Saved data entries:
----

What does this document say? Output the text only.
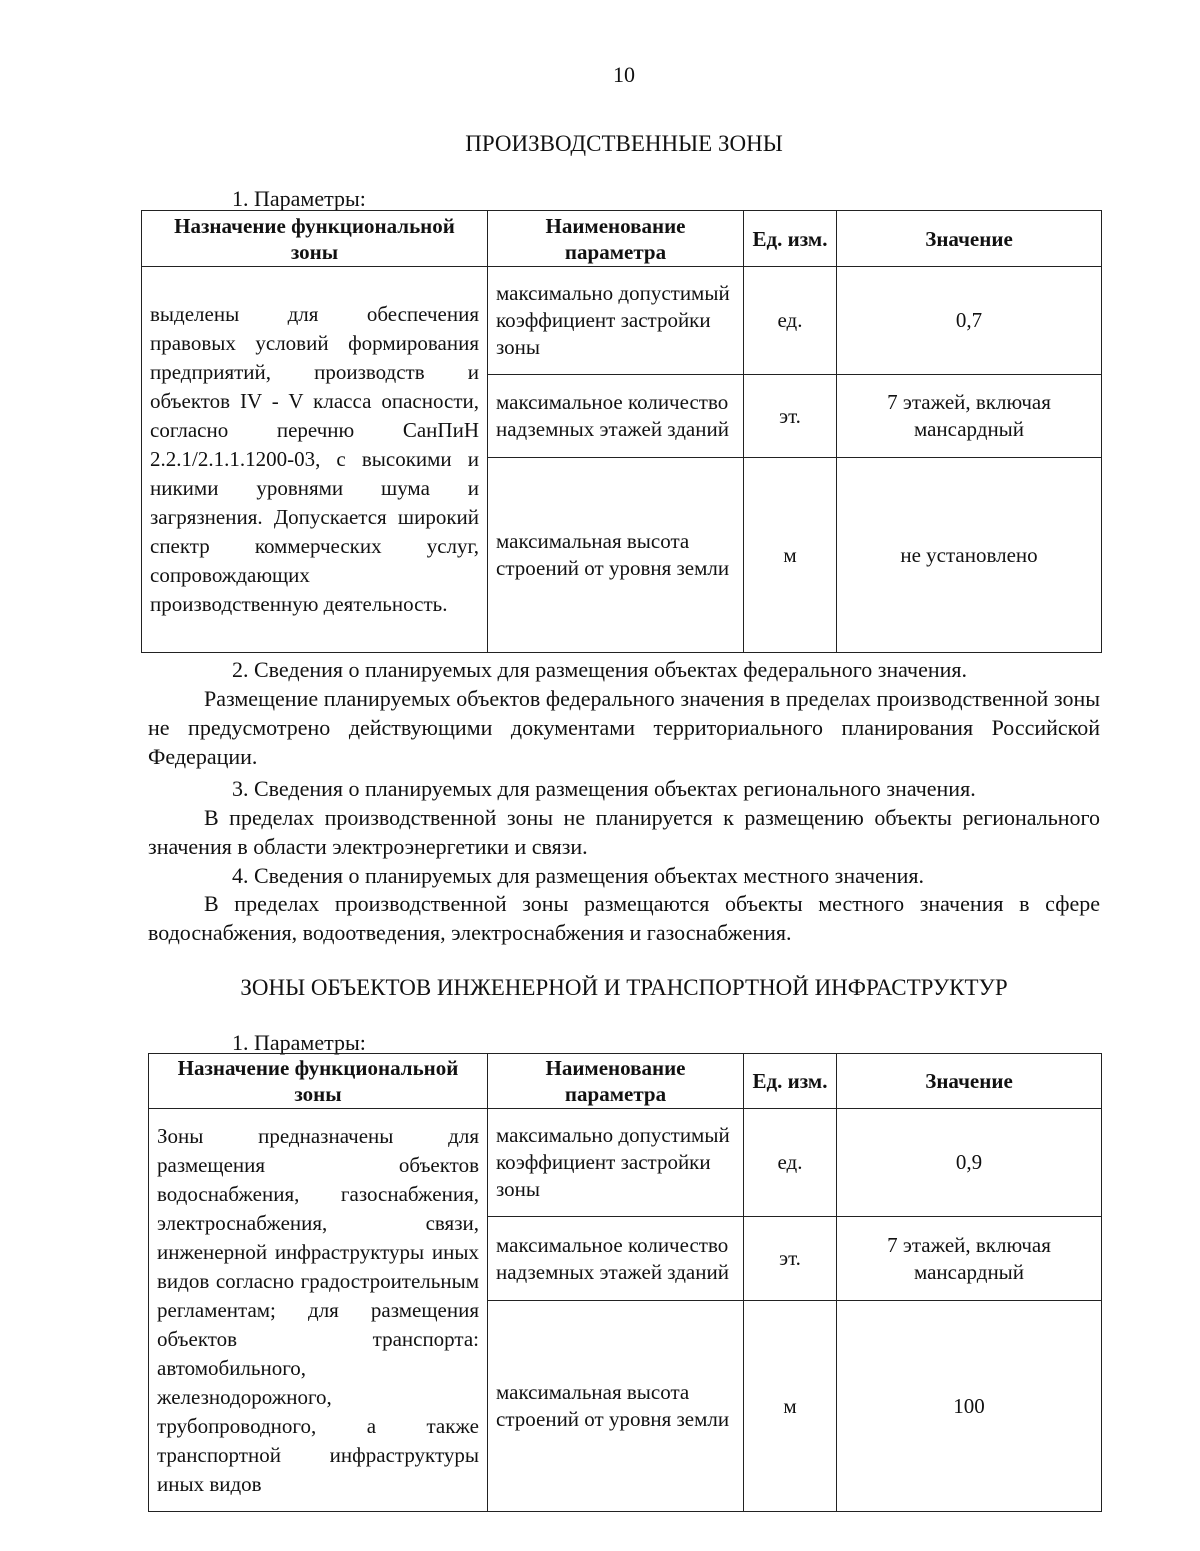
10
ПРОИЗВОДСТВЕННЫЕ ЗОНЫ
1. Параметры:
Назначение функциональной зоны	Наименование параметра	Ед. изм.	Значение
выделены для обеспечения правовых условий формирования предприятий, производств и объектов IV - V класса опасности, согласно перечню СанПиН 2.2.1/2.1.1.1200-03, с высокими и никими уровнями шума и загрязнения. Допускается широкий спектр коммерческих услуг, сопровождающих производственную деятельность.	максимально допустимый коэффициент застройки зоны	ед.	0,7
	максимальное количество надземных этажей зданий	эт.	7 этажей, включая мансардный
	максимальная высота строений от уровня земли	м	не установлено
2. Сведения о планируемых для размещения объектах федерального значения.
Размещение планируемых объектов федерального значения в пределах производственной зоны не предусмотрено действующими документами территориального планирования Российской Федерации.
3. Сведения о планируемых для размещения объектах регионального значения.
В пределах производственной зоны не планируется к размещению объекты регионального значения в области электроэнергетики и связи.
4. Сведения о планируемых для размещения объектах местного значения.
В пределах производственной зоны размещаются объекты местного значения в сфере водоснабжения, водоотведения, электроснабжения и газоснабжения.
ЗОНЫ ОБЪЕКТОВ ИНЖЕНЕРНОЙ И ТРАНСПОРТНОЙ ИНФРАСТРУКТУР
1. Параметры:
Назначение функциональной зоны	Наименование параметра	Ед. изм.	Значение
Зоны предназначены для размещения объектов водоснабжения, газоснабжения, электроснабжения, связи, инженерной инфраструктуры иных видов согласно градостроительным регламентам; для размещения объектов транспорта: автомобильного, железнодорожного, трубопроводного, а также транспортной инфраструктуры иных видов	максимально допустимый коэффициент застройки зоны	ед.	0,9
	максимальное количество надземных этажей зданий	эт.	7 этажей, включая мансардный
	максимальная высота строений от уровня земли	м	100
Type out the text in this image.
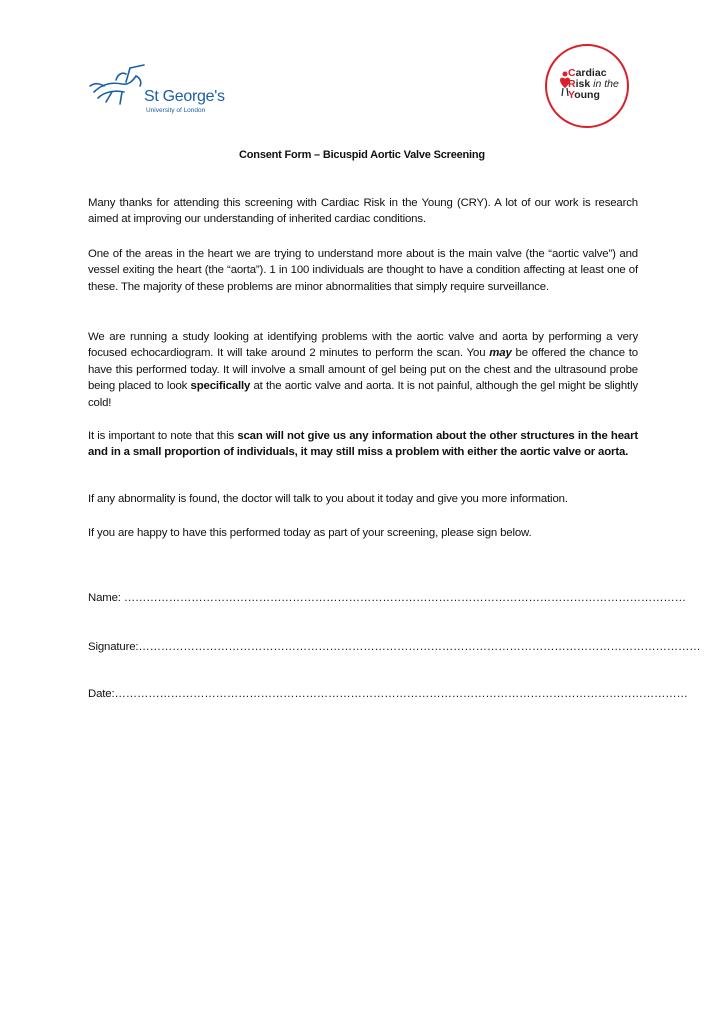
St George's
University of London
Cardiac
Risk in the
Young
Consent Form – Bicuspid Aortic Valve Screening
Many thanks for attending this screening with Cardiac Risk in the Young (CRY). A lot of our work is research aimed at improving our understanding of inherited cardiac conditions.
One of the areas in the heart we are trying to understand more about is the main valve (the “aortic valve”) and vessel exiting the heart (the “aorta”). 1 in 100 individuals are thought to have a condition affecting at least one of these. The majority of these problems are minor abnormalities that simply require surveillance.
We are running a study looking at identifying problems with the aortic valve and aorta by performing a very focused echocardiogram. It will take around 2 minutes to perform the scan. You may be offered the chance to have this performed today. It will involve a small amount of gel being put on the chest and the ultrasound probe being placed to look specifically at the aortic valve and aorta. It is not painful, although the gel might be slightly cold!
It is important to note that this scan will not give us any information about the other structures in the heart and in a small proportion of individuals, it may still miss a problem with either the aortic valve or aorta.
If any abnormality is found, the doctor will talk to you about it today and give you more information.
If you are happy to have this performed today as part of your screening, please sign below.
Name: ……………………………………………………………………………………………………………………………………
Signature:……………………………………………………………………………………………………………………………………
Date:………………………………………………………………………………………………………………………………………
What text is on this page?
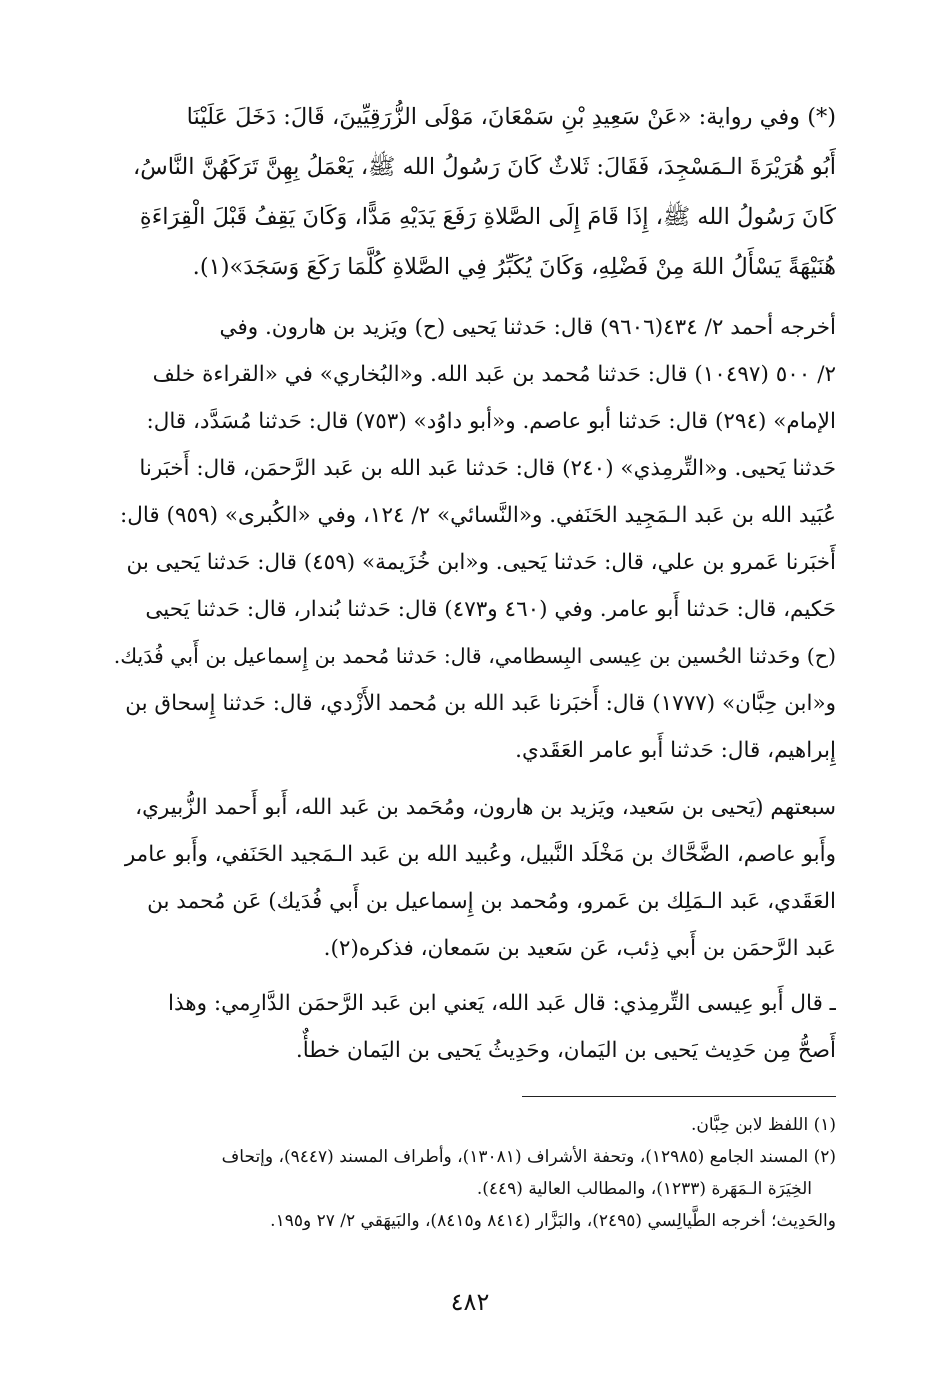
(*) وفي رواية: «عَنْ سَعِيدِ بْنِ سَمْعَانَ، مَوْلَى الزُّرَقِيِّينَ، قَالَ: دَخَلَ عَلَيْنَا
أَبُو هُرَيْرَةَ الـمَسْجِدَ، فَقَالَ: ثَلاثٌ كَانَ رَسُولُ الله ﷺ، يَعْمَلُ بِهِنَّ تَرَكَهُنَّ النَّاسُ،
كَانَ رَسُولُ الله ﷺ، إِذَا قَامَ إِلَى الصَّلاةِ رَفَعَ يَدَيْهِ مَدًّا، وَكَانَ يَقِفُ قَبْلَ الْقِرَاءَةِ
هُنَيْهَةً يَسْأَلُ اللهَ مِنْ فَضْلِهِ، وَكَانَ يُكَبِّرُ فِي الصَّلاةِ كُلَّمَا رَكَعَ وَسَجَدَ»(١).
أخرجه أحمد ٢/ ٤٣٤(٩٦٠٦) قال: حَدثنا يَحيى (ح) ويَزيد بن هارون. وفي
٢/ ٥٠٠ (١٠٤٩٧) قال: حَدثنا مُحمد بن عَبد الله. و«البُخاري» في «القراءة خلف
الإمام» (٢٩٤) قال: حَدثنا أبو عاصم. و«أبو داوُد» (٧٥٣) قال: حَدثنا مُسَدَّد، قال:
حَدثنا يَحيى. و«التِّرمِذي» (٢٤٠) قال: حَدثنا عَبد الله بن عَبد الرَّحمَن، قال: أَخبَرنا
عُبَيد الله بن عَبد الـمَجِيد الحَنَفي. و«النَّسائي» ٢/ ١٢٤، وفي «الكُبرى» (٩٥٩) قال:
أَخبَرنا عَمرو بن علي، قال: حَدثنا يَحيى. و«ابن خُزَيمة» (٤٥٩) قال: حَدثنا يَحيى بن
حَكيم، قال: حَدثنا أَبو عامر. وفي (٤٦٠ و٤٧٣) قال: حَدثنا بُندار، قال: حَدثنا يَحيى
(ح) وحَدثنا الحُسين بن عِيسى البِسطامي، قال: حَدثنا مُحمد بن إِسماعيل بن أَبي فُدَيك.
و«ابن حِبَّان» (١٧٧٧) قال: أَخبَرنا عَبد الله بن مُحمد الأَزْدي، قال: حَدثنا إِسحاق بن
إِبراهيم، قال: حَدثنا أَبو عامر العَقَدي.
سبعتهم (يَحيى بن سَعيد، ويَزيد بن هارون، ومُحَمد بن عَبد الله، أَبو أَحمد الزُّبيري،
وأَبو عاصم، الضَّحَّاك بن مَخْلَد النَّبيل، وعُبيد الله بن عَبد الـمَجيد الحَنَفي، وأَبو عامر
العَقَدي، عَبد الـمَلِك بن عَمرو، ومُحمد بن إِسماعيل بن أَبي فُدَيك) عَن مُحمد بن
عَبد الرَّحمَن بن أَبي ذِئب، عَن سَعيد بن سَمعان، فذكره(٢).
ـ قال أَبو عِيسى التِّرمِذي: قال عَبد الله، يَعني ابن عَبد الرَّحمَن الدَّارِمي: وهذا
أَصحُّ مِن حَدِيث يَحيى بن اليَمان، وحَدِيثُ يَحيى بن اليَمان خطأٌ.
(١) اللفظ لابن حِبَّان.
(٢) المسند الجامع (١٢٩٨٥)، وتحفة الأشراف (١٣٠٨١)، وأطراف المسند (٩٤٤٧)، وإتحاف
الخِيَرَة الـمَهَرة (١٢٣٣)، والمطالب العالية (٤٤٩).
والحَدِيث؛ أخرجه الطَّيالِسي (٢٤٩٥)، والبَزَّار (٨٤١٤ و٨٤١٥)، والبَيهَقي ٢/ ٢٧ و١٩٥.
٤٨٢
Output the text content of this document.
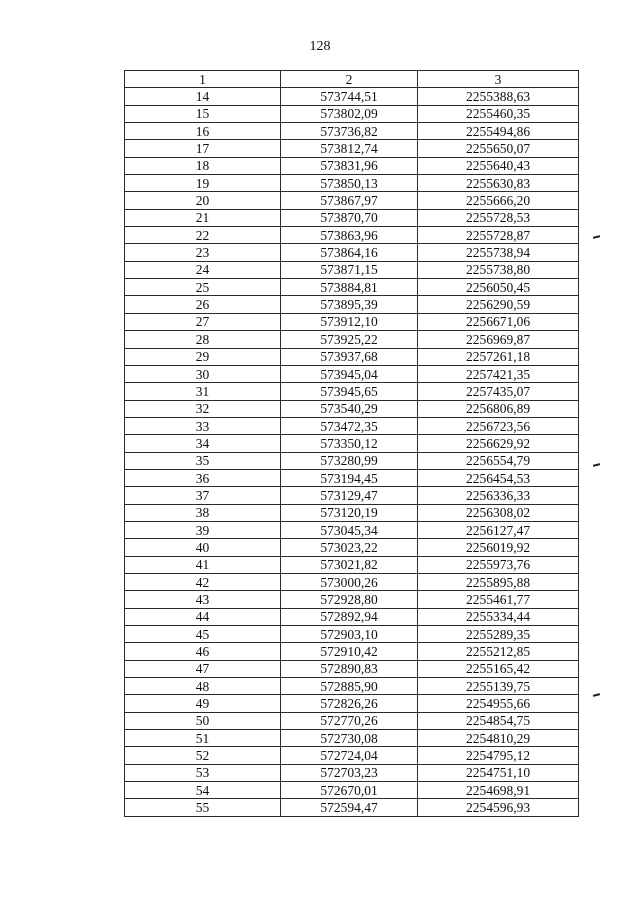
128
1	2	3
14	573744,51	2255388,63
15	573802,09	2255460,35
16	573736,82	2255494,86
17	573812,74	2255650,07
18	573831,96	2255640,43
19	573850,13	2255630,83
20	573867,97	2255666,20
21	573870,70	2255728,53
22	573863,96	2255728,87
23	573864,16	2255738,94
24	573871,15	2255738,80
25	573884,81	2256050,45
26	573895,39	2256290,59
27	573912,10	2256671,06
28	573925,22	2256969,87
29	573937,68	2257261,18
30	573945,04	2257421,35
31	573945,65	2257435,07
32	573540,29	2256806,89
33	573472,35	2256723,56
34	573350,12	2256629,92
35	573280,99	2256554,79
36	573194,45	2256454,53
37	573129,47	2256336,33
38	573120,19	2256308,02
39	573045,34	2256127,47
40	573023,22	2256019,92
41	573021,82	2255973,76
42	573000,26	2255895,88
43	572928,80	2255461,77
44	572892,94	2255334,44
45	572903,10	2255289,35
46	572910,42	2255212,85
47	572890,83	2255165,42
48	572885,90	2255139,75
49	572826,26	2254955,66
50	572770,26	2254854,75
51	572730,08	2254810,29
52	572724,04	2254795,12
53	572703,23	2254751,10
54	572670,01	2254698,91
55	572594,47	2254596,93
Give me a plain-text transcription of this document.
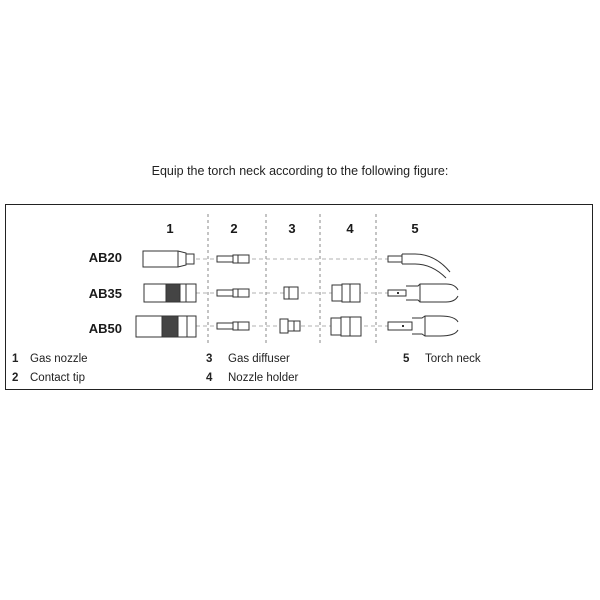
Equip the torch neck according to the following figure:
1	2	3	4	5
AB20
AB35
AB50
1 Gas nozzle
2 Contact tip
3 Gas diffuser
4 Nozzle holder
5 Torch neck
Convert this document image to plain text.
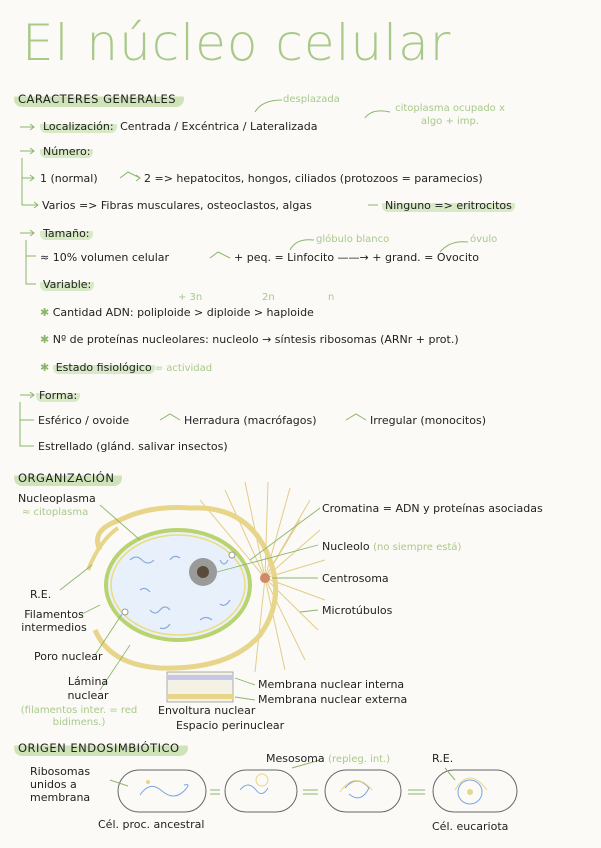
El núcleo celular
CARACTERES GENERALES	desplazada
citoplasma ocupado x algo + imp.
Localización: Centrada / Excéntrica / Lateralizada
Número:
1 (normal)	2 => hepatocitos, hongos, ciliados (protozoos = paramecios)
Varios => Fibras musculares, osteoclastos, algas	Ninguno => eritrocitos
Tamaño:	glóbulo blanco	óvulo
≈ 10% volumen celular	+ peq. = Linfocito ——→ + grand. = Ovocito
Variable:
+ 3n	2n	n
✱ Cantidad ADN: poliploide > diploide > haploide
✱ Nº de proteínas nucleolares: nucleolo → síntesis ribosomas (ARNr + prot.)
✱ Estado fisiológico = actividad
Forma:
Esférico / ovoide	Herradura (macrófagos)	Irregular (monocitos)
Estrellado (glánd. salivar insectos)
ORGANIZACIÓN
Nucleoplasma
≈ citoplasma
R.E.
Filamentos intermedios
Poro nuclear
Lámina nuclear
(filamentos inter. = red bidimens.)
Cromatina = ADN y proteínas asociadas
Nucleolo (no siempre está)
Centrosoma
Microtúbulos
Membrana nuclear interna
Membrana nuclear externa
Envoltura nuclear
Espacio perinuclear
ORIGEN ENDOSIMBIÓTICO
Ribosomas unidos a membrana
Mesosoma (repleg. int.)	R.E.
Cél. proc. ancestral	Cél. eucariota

----

Gather up the lines that contain the word "значения".

2. Сведения о планируемых для размещения объектах федерального значения.
Размещение планируемых объектов федерального значения в пределах производственной зоны не предусмотрено действующими документами территориального планирования Российской Федерации.
3. Сведения о планируемых для размещения объектах регионального значения.
В пределах производственной зоны не планируется к размещению объекты регионального значения в области электроэнергетики и связи.
4. Сведения о планируемых для размещения объектах местного значения.
В пределах производственной зоны размещаются объекты местного значения в сфере водоснабжения, водоотведения, электроснабжения и газоснабжения.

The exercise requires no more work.